** BEGIN Data shown **

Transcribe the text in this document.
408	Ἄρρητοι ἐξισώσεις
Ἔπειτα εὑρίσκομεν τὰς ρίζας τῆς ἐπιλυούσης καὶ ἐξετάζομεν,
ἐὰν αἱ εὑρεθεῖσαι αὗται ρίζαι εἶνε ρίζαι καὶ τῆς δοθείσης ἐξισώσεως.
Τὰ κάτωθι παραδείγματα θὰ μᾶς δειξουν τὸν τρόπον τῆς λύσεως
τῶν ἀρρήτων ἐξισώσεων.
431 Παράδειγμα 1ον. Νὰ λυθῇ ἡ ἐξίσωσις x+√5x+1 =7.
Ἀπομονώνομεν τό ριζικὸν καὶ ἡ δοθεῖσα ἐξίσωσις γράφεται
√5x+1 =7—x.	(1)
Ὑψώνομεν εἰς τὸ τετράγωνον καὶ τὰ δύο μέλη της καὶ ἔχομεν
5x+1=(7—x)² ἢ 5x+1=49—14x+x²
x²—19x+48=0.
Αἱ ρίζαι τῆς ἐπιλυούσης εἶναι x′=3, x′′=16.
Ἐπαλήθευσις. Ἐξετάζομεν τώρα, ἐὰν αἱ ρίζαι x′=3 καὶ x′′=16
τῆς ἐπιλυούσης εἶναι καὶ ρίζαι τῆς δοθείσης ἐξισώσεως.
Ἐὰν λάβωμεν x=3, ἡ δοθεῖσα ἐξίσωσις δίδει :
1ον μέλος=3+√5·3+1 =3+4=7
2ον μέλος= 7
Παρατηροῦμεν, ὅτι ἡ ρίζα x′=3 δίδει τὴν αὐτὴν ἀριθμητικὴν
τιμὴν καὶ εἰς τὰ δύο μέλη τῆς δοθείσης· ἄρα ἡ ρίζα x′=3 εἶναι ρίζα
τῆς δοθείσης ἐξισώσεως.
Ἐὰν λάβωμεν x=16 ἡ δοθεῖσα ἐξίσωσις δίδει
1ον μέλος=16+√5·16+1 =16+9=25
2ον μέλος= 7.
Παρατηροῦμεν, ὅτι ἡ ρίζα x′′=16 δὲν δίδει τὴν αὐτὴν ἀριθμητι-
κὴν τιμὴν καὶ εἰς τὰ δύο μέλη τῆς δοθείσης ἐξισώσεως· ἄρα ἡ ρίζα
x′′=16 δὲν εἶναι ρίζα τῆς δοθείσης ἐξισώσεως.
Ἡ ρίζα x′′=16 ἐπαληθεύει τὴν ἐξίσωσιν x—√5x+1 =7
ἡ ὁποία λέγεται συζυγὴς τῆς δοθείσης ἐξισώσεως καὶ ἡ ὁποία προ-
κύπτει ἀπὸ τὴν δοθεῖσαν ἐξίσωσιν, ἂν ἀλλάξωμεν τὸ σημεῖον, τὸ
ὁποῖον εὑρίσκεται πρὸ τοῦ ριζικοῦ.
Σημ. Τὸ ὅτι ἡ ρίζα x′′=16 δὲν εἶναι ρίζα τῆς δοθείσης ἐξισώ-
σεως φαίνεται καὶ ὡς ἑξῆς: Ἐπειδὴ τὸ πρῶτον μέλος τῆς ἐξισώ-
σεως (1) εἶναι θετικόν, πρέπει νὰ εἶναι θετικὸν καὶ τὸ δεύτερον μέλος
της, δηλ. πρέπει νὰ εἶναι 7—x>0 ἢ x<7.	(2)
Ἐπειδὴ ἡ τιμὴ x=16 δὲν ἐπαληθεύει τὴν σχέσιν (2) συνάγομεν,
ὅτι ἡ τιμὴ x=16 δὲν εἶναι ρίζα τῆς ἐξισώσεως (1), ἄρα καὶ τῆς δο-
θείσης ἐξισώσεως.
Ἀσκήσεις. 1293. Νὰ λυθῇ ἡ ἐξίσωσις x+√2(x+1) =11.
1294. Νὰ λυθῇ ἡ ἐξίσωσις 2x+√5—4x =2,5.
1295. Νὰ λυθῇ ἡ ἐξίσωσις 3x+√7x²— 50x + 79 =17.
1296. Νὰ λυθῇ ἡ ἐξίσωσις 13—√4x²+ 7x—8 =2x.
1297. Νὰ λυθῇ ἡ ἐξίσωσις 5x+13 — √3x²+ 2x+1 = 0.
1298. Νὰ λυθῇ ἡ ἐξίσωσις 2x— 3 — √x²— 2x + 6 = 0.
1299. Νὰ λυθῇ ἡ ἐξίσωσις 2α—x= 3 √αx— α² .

** END Data shown **

*Given request*.
Ascertain the number of lines in the entries that include the word "πρέπει", and report only that number.

*Response for this exercise*.
2